→ **The exercise**
Show every line in the entries below where the word "subtitle" appears.

++++++++++++++++++++

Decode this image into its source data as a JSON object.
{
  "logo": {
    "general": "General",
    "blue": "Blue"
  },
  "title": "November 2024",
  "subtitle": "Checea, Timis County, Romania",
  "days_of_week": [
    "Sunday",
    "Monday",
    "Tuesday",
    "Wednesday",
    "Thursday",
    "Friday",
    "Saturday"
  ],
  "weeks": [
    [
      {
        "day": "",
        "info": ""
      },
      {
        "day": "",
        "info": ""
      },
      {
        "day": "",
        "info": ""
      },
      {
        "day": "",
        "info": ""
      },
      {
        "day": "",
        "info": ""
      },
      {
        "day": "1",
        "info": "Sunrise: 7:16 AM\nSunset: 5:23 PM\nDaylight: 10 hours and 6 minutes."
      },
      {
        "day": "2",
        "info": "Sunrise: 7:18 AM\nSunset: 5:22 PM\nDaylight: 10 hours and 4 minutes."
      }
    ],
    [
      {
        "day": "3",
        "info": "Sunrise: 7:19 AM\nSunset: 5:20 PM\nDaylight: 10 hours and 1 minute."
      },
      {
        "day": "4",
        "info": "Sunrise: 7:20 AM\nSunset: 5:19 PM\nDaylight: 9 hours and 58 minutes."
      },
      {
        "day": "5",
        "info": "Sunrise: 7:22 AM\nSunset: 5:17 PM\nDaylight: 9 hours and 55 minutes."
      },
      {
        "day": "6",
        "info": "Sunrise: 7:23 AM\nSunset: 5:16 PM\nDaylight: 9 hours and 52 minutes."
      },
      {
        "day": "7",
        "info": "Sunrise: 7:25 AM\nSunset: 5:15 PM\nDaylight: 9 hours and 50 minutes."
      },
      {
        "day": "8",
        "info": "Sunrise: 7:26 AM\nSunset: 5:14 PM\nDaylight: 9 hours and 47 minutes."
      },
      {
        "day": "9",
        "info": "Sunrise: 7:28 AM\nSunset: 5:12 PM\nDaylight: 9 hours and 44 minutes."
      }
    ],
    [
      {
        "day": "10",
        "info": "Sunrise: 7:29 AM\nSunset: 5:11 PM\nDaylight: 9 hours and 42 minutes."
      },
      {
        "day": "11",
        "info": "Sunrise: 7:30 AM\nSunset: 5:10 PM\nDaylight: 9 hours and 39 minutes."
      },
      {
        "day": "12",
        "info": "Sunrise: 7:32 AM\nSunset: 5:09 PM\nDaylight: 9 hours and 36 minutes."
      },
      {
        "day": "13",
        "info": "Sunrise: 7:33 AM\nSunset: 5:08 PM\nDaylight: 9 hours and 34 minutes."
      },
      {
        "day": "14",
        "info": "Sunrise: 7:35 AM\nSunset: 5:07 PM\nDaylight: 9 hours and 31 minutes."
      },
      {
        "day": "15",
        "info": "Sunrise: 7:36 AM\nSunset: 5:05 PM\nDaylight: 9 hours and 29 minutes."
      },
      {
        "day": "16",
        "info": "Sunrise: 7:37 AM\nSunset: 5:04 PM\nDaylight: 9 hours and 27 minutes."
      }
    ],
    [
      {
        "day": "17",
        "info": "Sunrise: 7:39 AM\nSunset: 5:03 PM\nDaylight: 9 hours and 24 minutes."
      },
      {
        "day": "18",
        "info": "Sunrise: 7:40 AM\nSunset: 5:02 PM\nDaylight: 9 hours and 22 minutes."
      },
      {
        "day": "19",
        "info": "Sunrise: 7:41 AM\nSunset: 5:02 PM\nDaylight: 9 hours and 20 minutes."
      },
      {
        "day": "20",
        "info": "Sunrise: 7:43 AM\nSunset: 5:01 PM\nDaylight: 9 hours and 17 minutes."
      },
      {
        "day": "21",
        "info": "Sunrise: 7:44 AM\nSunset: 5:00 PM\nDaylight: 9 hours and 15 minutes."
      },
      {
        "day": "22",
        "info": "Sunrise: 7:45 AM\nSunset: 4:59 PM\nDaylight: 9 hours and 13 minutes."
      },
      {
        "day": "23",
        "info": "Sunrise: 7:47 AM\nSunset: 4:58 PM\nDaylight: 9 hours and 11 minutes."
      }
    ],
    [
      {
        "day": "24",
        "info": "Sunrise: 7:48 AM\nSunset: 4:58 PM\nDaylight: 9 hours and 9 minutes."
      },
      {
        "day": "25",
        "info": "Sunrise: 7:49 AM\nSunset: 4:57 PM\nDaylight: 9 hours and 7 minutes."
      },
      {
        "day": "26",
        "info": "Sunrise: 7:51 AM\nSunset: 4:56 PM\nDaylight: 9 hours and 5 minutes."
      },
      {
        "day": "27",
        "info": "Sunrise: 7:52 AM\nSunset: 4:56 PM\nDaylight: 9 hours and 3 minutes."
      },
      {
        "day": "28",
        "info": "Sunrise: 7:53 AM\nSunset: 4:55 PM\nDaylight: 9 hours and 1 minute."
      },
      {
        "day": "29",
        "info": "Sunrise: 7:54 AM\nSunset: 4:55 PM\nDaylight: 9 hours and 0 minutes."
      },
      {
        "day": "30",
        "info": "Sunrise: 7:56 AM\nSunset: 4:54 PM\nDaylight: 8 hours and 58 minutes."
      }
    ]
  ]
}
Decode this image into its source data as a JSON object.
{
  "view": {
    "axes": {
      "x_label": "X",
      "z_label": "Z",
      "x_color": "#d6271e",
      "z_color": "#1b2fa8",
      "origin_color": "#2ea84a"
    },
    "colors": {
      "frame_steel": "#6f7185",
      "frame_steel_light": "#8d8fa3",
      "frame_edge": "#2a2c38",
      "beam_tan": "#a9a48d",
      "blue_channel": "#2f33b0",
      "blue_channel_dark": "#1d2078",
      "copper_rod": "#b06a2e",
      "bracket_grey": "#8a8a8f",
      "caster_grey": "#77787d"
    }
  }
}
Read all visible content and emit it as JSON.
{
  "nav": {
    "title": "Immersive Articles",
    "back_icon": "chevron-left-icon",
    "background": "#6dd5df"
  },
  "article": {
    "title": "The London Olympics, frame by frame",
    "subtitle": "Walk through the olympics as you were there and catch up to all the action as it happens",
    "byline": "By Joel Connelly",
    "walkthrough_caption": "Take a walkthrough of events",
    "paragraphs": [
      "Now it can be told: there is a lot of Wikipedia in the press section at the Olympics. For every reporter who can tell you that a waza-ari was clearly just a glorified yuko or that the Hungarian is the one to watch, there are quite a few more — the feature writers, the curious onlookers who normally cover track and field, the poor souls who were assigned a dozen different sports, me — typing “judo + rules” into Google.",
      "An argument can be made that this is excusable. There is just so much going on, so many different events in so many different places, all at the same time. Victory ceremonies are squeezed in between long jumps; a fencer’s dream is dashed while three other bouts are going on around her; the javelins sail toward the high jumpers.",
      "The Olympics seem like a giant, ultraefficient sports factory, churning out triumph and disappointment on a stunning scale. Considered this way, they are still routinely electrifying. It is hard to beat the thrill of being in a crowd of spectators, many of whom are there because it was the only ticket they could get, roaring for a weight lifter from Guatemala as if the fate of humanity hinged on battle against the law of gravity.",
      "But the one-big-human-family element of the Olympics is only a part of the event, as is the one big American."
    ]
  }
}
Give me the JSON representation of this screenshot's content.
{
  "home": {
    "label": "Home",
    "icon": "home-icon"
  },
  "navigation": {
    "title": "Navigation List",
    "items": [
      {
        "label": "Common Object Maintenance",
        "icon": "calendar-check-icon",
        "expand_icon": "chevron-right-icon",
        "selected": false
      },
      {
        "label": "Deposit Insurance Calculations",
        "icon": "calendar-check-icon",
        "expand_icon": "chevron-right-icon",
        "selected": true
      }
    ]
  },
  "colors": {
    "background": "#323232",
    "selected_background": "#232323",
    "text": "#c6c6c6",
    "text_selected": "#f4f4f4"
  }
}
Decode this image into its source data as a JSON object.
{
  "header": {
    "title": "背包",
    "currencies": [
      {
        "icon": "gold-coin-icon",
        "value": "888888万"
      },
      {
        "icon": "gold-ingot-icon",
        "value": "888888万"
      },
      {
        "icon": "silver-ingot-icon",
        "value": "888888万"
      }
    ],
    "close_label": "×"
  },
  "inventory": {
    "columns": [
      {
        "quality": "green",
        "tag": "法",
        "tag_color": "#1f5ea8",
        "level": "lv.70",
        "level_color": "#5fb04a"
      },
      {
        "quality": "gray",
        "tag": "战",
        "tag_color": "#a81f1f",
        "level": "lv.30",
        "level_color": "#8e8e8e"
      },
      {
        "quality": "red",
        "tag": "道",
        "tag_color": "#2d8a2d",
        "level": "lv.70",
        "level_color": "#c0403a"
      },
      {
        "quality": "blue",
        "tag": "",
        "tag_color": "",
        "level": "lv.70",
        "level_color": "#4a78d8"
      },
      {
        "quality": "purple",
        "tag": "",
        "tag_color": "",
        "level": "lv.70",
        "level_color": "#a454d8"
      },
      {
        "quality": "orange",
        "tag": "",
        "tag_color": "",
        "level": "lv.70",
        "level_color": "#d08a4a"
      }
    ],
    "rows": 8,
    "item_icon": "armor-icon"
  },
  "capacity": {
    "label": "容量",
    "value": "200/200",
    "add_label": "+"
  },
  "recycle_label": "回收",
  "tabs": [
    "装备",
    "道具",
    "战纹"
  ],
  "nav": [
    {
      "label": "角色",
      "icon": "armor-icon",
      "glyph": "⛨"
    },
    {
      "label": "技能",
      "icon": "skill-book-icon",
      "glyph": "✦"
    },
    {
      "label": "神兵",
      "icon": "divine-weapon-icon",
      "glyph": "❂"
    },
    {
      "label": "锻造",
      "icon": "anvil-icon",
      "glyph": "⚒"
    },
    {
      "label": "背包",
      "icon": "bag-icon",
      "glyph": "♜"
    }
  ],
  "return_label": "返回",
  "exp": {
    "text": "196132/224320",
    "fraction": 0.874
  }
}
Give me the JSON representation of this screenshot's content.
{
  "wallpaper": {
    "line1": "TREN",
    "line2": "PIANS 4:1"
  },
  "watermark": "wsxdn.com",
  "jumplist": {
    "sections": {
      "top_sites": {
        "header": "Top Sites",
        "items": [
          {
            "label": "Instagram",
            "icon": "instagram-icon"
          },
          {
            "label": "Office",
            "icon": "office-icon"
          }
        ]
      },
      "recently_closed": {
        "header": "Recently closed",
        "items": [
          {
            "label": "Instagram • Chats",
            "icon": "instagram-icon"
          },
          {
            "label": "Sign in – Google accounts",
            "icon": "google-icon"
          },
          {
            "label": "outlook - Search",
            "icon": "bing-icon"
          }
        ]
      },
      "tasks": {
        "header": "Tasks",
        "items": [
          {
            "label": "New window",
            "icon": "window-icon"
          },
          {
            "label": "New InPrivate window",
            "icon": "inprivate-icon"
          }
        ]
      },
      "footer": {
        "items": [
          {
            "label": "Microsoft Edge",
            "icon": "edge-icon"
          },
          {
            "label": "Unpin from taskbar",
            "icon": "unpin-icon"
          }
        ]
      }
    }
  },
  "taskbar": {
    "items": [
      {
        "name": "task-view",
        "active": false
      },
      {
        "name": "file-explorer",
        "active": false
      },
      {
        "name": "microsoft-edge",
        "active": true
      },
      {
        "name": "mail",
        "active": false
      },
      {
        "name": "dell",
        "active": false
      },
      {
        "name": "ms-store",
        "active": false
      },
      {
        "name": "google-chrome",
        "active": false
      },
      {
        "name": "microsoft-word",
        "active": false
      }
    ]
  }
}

++++++++++++++++++++

→ **Output**
  "subtitle": "Checea, Timis County, Romania",
    "subtitle": "Walk through the olympics as you were there and catch up to all the action as it happens",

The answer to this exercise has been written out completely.